*Work required*
An exact transcript of all the records is required, with nothing left out.

*Information supplied*
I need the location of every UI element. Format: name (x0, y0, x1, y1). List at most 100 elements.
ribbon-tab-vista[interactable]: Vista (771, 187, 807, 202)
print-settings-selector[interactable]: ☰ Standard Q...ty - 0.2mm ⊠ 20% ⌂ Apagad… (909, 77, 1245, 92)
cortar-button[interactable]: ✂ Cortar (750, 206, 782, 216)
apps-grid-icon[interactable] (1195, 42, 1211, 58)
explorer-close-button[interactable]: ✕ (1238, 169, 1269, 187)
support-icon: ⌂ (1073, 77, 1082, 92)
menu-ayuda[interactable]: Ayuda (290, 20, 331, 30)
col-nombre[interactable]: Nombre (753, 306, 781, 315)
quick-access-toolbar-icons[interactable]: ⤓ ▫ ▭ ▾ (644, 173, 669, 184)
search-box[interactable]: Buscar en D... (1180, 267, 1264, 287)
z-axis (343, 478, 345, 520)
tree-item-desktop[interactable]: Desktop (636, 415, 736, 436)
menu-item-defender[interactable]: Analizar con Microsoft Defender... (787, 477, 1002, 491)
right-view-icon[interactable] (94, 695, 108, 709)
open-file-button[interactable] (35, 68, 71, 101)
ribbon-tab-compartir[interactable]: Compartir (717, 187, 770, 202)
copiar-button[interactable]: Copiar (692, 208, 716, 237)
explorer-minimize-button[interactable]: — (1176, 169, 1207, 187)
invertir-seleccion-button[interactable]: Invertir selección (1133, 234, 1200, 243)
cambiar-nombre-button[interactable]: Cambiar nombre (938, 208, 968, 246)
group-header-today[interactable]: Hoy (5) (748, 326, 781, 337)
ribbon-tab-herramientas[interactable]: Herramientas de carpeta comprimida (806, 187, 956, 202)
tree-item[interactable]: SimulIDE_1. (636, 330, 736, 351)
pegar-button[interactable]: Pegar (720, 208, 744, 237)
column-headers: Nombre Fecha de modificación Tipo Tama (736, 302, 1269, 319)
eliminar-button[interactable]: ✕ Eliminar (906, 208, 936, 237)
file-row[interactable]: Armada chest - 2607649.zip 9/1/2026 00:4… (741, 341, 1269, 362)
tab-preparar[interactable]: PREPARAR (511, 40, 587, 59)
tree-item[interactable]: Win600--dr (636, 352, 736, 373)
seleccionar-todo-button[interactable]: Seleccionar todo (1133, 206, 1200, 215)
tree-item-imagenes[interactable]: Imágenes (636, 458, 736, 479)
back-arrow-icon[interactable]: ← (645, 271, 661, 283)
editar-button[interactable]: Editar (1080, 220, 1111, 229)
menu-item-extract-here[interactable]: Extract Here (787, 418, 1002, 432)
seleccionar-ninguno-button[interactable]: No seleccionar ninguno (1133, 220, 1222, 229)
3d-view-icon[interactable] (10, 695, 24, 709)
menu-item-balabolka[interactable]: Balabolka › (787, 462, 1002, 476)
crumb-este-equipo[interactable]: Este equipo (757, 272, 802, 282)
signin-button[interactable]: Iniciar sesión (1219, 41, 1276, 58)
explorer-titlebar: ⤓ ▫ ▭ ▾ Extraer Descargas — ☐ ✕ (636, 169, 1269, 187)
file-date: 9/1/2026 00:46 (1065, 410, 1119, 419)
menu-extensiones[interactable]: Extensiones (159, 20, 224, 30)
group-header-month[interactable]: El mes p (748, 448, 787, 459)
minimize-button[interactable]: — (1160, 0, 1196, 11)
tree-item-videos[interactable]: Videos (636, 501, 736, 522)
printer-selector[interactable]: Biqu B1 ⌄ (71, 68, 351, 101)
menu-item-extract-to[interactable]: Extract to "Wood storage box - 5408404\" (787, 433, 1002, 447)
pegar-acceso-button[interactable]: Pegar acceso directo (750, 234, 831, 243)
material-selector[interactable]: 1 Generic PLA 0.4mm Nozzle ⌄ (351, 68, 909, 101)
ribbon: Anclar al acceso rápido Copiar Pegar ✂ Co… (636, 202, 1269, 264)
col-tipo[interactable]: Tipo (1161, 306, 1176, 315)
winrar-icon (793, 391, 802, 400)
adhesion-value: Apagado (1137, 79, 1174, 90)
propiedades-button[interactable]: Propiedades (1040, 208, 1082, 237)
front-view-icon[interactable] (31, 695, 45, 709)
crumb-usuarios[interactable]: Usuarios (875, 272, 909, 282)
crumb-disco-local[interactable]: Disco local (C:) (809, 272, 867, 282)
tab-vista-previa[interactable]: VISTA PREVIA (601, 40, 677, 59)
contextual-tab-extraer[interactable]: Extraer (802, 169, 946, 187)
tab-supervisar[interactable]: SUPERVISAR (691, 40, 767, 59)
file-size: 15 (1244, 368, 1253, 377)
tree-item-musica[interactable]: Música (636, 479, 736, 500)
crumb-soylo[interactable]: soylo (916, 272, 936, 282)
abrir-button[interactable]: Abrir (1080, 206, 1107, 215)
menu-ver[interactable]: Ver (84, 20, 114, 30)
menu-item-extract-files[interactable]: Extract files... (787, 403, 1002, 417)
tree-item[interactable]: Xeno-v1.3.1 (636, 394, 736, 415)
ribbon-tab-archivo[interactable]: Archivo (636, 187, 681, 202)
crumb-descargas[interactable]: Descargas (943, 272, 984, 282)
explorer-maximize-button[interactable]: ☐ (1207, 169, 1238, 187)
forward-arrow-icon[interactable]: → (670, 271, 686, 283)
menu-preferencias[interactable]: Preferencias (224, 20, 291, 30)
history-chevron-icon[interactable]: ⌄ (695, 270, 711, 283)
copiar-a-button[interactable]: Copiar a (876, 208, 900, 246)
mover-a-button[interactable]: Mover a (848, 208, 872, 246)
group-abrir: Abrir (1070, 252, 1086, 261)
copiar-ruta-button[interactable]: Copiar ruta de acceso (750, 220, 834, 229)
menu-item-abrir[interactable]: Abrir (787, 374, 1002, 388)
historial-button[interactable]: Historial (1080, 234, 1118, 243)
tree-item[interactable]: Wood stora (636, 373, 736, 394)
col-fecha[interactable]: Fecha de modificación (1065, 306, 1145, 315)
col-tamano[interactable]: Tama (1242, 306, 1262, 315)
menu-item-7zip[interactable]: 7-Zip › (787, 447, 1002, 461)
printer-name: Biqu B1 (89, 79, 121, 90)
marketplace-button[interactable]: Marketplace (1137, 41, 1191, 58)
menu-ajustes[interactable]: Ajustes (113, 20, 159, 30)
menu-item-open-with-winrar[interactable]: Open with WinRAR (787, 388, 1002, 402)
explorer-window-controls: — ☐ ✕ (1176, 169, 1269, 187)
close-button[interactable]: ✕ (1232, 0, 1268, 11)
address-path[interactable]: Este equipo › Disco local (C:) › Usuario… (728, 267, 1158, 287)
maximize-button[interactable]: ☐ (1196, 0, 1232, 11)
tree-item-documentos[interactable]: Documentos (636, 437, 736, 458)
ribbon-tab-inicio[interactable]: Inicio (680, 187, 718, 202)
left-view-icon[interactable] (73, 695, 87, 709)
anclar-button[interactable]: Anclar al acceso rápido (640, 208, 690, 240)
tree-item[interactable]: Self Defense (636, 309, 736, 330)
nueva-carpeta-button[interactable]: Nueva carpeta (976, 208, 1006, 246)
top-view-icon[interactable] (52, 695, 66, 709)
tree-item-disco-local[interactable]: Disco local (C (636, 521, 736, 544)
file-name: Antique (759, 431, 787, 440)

*Expected answer*
I need the location of every UI element. Format: name (x0, y0, x1, y1). List at most 100 elements.
ribbon-tab-vista[interactable]: Vista (771, 187, 807, 202)
print-settings-selector[interactable]: ☰ Standard Q...ty - 0.2mm ⊠ 20% ⌂ Apagad… (909, 77, 1245, 92)
cortar-button[interactable]: ✂ Cortar (750, 206, 782, 216)
apps-grid-icon[interactable] (1195, 42, 1211, 58)
explorer-close-button[interactable]: ✕ (1238, 169, 1269, 187)
support-icon: ⌂ (1073, 77, 1082, 92)
menu-ayuda[interactable]: Ayuda (290, 20, 331, 30)
col-nombre[interactable]: Nombre (753, 306, 781, 315)
quick-access-toolbar-icons[interactable]: ⤓ ▫ ▭ ▾ (644, 173, 669, 184)
search-box[interactable]: Buscar en D... (1180, 267, 1264, 287)
z-axis (343, 478, 345, 520)
tree-item-desktop[interactable]: Desktop (636, 415, 736, 436)
menu-item-defender[interactable]: Analizar con Microsoft Defender... (787, 477, 1002, 491)
right-view-icon[interactable] (94, 695, 108, 709)
open-file-button[interactable] (35, 68, 71, 101)
ribbon-tab-compartir[interactable]: Compartir (717, 187, 770, 202)
copiar-button[interactable]: Copiar (692, 208, 716, 237)
explorer-minimize-button[interactable]: — (1176, 169, 1207, 187)
invertir-seleccion-button[interactable]: Invertir selección (1133, 234, 1200, 243)
cambiar-nombre-button[interactable]: Cambiar nombre (938, 208, 968, 246)
group-header-today[interactable]: Hoy (5) (748, 326, 781, 337)
ribbon-tab-herramientas[interactable]: Herramientas de carpeta comprimida (806, 187, 956, 202)
tree-item[interactable]: SimulIDE_1. (636, 330, 736, 351)
pegar-button[interactable]: Pegar (720, 208, 744, 237)
column-headers: Nombre Fecha de modificación Tipo Tama (736, 302, 1269, 319)
eliminar-button[interactable]: ✕ Eliminar (906, 208, 936, 237)
file-row[interactable]: Armada chest - 2607649.zip 9/1/2026 00:4… (741, 341, 1269, 362)
tab-preparar[interactable]: PREPARAR (511, 40, 587, 59)
tree-item[interactable]: Win600--dr (636, 352, 736, 373)
seleccionar-todo-button[interactable]: Seleccionar todo (1133, 206, 1200, 215)
tree-item-imagenes[interactable]: Imágenes (636, 458, 736, 479)
back-arrow-icon[interactable]: ← (645, 271, 661, 283)
editar-button[interactable]: Editar (1080, 220, 1111, 229)
menu-item-extract-here[interactable]: Extract Here (787, 418, 1002, 432)
seleccionar-ninguno-button[interactable]: No seleccionar ninguno (1133, 220, 1222, 229)
3d-view-icon[interactable] (10, 695, 24, 709)
menu-item-balabolka[interactable]: Balabolka › (787, 462, 1002, 476)
crumb-este-equipo[interactable]: Este equipo (757, 272, 802, 282)
signin-button[interactable]: Iniciar sesión (1219, 41, 1276, 58)
explorer-titlebar: ⤓ ▫ ▭ ▾ Extraer Descargas — ☐ ✕ (636, 169, 1269, 187)
file-date: 9/1/2026 00:46 (1065, 410, 1119, 419)
menu-extensiones[interactable]: Extensiones (159, 20, 224, 30)
group-header-month[interactable]: El mes p (748, 448, 787, 459)
minimize-button[interactable]: — (1160, 0, 1196, 11)
tree-item-videos[interactable]: Videos (636, 501, 736, 522)
printer-selector[interactable]: Biqu B1 ⌄ (71, 68, 351, 101)
menu-item-extract-to[interactable]: Extract to "Wood storage box - 5408404\" (787, 433, 1002, 447)
pegar-acceso-button[interactable]: Pegar acceso directo (750, 234, 831, 243)
material-selector[interactable]: 1 Generic PLA 0.4mm Nozzle ⌄ (351, 68, 909, 101)
ribbon: Anclar al acceso rápido Copiar Pegar ✂ Co… (636, 202, 1269, 264)
col-tipo[interactable]: Tipo (1161, 306, 1176, 315)
winrar-icon (793, 391, 802, 400)
adhesion-value: Apagado (1137, 79, 1174, 90)
propiedades-button[interactable]: Propiedades (1040, 208, 1082, 237)
front-view-icon[interactable] (31, 695, 45, 709)
crumb-usuarios[interactable]: Usuarios (875, 272, 909, 282)
crumb-disco-local[interactable]: Disco local (C:) (809, 272, 867, 282)
tab-vista-previa[interactable]: VISTA PREVIA (601, 40, 677, 59)
contextual-tab-extraer[interactable]: Extraer (802, 169, 946, 187)
tab-supervisar[interactable]: SUPERVISAR (691, 40, 767, 59)
file-size: 15 (1244, 368, 1253, 377)
tree-item-musica[interactable]: Música (636, 479, 736, 500)
crumb-soylo[interactable]: soylo (916, 272, 936, 282)
abrir-button[interactable]: Abrir (1080, 206, 1107, 215)
menu-ver[interactable]: Ver (84, 20, 114, 30)
menu-item-extract-files[interactable]: Extract files... (787, 403, 1002, 417)
tree-item[interactable]: Xeno-v1.3.1 (636, 394, 736, 415)
ribbon-tab-archivo[interactable]: Archivo (636, 187, 681, 202)
crumb-descargas[interactable]: Descargas (943, 272, 984, 282)
explorer-maximize-button[interactable]: ☐ (1207, 169, 1238, 187)
forward-arrow-icon[interactable]: → (670, 271, 686, 283)
menu-preferencias[interactable]: Preferencias (224, 20, 291, 30)
history-chevron-icon[interactable]: ⌄ (695, 270, 711, 283)
copiar-a-button[interactable]: Copiar a (876, 208, 900, 246)
mover-a-button[interactable]: Mover a (848, 208, 872, 246)
group-abrir: Abrir (1070, 252, 1086, 261)
copiar-ruta-button[interactable]: Copiar ruta de acceso (750, 220, 834, 229)
menu-item-abrir[interactable]: Abrir (787, 374, 1002, 388)
historial-button[interactable]: Historial (1080, 234, 1118, 243)
tree-item[interactable]: Wood stora (636, 373, 736, 394)
col-fecha[interactable]: Fecha de modificación (1065, 306, 1145, 315)
col-tamano[interactable]: Tama (1242, 306, 1262, 315)
menu-item-7zip[interactable]: 7-Zip › (787, 447, 1002, 461)
printer-name: Biqu B1 (89, 79, 121, 90)
marketplace-button[interactable]: Marketplace (1137, 41, 1191, 58)
menu-ajustes[interactable]: Ajustes (113, 20, 159, 30)
menu-item-open-with-winrar[interactable]: Open with WinRAR (787, 388, 1002, 402)
explorer-window-controls: — ☐ ✕ (1176, 169, 1269, 187)
close-button[interactable]: ✕ (1232, 0, 1268, 11)
address-path[interactable]: Este equipo › Disco local (C:) › Usuario… (728, 267, 1158, 287)
maximize-button[interactable]: ☐ (1196, 0, 1232, 11)
tree-item-documentos[interactable]: Documentos (636, 437, 736, 458)
ribbon-tab-inicio[interactable]: Inicio (680, 187, 718, 202)
left-view-icon[interactable] (73, 695, 87, 709)
anclar-button[interactable]: Anclar al acceso rápido (640, 208, 690, 240)
tree-item[interactable]: Self Defense (636, 309, 736, 330)
nueva-carpeta-button[interactable]: Nueva carpeta (976, 208, 1006, 246)
top-view-icon[interactable] (52, 695, 66, 709)
tree-item-disco-local[interactable]: Disco local (C (636, 521, 736, 544)
file-name: Antique (759, 431, 787, 440)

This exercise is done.